_STATED GOAL_
Some lines in the records below may hold the word "this"; give the number of those lines and nothing else.

_SUPPLIED INFORMATION_
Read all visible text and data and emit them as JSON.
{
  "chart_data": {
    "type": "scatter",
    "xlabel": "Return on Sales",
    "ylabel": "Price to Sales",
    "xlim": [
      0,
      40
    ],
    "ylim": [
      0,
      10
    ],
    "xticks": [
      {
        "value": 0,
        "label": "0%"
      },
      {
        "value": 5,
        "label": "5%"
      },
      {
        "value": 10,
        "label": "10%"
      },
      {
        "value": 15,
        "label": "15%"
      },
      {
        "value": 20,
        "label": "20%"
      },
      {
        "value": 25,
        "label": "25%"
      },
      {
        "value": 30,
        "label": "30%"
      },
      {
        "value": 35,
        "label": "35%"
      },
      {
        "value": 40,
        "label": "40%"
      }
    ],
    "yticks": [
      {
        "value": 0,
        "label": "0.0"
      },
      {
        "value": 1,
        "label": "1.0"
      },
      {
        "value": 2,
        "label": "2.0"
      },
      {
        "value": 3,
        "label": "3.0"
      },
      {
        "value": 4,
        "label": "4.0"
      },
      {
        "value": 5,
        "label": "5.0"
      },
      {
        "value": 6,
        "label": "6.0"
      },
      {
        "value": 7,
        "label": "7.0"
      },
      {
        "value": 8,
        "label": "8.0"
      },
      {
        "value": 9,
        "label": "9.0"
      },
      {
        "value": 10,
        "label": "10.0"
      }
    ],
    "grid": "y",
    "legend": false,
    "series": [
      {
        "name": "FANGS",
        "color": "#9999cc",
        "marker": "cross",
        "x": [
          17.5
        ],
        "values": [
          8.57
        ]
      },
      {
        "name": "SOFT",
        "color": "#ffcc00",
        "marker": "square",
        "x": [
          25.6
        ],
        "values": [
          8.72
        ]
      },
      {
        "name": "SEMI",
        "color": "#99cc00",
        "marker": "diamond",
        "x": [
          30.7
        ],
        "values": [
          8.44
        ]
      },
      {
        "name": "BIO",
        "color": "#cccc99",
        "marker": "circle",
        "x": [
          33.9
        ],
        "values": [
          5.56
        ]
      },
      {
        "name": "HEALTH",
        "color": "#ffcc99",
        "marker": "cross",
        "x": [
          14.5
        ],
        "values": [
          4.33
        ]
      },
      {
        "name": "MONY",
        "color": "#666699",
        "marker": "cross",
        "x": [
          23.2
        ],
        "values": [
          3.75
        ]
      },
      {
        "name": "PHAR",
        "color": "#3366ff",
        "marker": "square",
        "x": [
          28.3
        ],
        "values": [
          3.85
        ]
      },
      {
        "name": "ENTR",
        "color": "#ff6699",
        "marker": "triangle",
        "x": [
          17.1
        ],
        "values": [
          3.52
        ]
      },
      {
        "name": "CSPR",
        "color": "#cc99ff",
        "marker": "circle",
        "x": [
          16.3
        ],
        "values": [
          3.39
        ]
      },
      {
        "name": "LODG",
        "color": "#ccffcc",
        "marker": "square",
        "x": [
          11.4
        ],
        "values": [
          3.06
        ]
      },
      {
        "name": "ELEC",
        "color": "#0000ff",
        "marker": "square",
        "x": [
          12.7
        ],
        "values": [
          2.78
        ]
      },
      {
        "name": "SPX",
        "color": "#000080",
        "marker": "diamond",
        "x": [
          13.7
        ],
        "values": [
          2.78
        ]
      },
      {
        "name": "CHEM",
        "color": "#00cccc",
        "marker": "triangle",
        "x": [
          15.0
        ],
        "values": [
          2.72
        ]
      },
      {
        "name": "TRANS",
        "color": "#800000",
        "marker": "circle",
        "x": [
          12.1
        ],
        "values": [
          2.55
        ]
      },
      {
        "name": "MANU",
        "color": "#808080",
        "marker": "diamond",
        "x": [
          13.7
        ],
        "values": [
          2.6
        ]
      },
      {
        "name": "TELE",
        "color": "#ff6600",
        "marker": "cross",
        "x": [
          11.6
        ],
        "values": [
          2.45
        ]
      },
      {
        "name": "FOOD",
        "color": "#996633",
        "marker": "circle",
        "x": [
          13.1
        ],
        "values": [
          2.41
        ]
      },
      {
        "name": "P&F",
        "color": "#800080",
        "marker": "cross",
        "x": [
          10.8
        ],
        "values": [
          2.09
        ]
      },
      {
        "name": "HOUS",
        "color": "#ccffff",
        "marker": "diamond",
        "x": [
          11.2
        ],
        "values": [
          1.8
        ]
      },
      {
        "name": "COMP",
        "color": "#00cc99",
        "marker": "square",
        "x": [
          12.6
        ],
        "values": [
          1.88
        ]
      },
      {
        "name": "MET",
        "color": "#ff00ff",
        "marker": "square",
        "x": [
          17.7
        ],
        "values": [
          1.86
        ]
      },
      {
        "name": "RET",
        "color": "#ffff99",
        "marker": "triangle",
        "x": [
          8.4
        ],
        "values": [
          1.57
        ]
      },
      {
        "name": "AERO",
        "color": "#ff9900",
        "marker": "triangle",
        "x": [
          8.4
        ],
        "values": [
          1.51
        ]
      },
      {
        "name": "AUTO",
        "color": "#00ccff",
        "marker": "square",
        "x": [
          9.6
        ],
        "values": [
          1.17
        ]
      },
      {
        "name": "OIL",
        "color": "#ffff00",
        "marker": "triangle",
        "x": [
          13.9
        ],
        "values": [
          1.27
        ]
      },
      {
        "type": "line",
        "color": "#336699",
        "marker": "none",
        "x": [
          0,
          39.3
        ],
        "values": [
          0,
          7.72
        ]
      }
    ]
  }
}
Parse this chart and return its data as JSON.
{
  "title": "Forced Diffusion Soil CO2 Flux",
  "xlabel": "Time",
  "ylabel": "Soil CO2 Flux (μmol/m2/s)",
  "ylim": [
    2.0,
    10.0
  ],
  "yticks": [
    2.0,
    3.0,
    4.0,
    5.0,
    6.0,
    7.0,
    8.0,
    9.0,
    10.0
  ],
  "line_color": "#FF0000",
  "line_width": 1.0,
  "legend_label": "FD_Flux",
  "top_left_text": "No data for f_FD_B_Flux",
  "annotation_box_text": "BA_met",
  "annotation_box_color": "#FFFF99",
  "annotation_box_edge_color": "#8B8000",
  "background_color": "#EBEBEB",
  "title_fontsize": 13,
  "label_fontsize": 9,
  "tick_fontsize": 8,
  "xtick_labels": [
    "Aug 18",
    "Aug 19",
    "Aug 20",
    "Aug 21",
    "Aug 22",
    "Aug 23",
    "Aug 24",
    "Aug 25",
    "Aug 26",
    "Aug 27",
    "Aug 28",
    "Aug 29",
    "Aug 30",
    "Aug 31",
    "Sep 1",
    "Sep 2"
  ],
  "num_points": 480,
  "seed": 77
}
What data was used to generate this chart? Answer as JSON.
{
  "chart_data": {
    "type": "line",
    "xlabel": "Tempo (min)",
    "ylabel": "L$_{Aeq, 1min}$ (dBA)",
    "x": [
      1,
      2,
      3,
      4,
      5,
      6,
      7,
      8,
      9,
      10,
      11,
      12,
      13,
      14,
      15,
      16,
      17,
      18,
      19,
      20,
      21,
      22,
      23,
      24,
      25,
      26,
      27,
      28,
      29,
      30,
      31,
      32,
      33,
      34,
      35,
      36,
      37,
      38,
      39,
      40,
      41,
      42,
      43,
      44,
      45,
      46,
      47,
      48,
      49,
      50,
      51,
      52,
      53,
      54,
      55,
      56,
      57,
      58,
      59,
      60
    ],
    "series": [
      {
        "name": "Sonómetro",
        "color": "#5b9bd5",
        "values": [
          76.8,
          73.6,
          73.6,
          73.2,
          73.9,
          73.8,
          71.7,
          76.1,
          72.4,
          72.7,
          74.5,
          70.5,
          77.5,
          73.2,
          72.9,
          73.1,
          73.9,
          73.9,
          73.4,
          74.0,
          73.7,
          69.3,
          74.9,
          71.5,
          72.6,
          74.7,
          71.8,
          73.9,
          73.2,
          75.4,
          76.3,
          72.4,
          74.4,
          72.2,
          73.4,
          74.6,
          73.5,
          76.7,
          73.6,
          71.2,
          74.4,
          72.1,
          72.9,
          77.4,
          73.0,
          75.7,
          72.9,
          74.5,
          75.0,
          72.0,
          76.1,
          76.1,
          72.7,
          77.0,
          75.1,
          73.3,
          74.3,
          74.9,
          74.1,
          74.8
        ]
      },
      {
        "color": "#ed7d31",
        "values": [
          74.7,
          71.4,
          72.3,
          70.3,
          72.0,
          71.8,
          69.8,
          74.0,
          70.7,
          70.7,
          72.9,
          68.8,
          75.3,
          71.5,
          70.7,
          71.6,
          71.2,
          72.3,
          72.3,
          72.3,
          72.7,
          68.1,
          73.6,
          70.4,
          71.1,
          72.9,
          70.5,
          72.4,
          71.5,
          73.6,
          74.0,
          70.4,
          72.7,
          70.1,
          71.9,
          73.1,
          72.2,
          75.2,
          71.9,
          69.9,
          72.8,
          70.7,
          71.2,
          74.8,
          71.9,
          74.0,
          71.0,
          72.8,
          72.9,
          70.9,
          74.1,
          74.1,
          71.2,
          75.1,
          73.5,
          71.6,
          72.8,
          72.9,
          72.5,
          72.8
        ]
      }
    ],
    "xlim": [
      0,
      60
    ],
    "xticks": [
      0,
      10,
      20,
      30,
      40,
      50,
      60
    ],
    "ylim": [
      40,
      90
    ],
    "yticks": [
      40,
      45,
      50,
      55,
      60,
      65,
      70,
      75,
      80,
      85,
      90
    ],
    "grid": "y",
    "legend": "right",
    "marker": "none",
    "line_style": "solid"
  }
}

_SOLVED EXERCISE_
2